- [EXTRACTED MATERIAL]:
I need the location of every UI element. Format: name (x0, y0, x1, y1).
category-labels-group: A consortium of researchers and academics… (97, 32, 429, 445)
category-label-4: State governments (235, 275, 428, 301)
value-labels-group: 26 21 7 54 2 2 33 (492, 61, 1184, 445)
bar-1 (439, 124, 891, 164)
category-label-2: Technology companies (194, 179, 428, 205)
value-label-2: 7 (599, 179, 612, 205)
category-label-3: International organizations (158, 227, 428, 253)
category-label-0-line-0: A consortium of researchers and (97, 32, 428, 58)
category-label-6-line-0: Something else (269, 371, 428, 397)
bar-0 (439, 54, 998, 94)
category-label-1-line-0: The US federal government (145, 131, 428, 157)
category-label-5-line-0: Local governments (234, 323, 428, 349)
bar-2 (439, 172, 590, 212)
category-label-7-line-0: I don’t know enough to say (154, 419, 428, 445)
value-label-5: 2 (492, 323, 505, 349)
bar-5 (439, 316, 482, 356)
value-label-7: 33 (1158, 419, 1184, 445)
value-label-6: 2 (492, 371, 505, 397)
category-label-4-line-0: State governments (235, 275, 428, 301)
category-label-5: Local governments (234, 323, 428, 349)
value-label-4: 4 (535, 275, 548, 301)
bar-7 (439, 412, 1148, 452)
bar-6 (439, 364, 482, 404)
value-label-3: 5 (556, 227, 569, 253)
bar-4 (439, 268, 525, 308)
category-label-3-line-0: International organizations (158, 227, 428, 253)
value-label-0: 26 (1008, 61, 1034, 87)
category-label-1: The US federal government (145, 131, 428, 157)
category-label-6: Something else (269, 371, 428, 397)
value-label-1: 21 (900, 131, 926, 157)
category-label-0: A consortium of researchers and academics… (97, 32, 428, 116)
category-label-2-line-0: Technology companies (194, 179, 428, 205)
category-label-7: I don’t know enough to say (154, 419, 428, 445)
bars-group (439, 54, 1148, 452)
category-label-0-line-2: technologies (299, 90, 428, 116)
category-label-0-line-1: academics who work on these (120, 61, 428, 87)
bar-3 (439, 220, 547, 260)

- [WHAT YOU SHOULD DO]: Revise the material above, swapping "Technology companies" for "Tech firms" wherever it appears and keeping every other character the same.

- [RESULT OF THIS TASK]:
I need the location of every UI element. Format: name (x0, y0, x1, y1).
category-labels-group: A consortium of researchers and academics… (97, 32, 429, 445)
category-label-4: State governments (235, 275, 428, 301)
value-labels-group: 26 21 7 54 2 2 33 (492, 61, 1184, 445)
bar-1 (439, 124, 891, 164)
category-label-2: Tech firms (194, 179, 428, 205)
value-label-2: 7 (599, 179, 612, 205)
category-label-3: International organizations (158, 227, 428, 253)
category-label-0-line-0: A consortium of researchers and (97, 32, 428, 58)
category-label-6-line-0: Something else (269, 371, 428, 397)
bar-0 (439, 54, 998, 94)
category-label-1-line-0: The US federal government (145, 131, 428, 157)
category-label-5-line-0: Local governments (234, 323, 428, 349)
bar-2 (439, 172, 590, 212)
category-label-7-line-0: I don’t know enough to say (154, 419, 428, 445)
value-label-5: 2 (492, 323, 505, 349)
bar-5 (439, 316, 482, 356)
value-label-7: 33 (1158, 419, 1184, 445)
value-label-6: 2 (492, 371, 505, 397)
category-label-4-line-0: State governments (235, 275, 428, 301)
category-label-5: Local governments (234, 323, 428, 349)
value-label-4: 4 (535, 275, 548, 301)
bar-7 (439, 412, 1148, 452)
bar-6 (439, 364, 482, 404)
value-label-3: 5 (556, 227, 569, 253)
bar-4 (439, 268, 525, 308)
category-label-3-line-0: International organizations (158, 227, 428, 253)
value-label-0: 26 (1008, 61, 1034, 87)
category-label-1: The US federal government (145, 131, 428, 157)
category-label-6: Something else (269, 371, 428, 397)
value-label-1: 21 (900, 131, 926, 157)
category-label-0: A consortium of researchers and academics… (97, 32, 428, 116)
category-label-2-line-0: Tech firms (194, 179, 428, 205)
category-label-7: I don’t know enough to say (154, 419, 428, 445)
bars-group (439, 54, 1148, 452)
category-label-0-line-2: technologies (299, 90, 428, 116)
category-label-0-line-1: academics who work on these (120, 61, 428, 87)
bar-3 (439, 220, 547, 260)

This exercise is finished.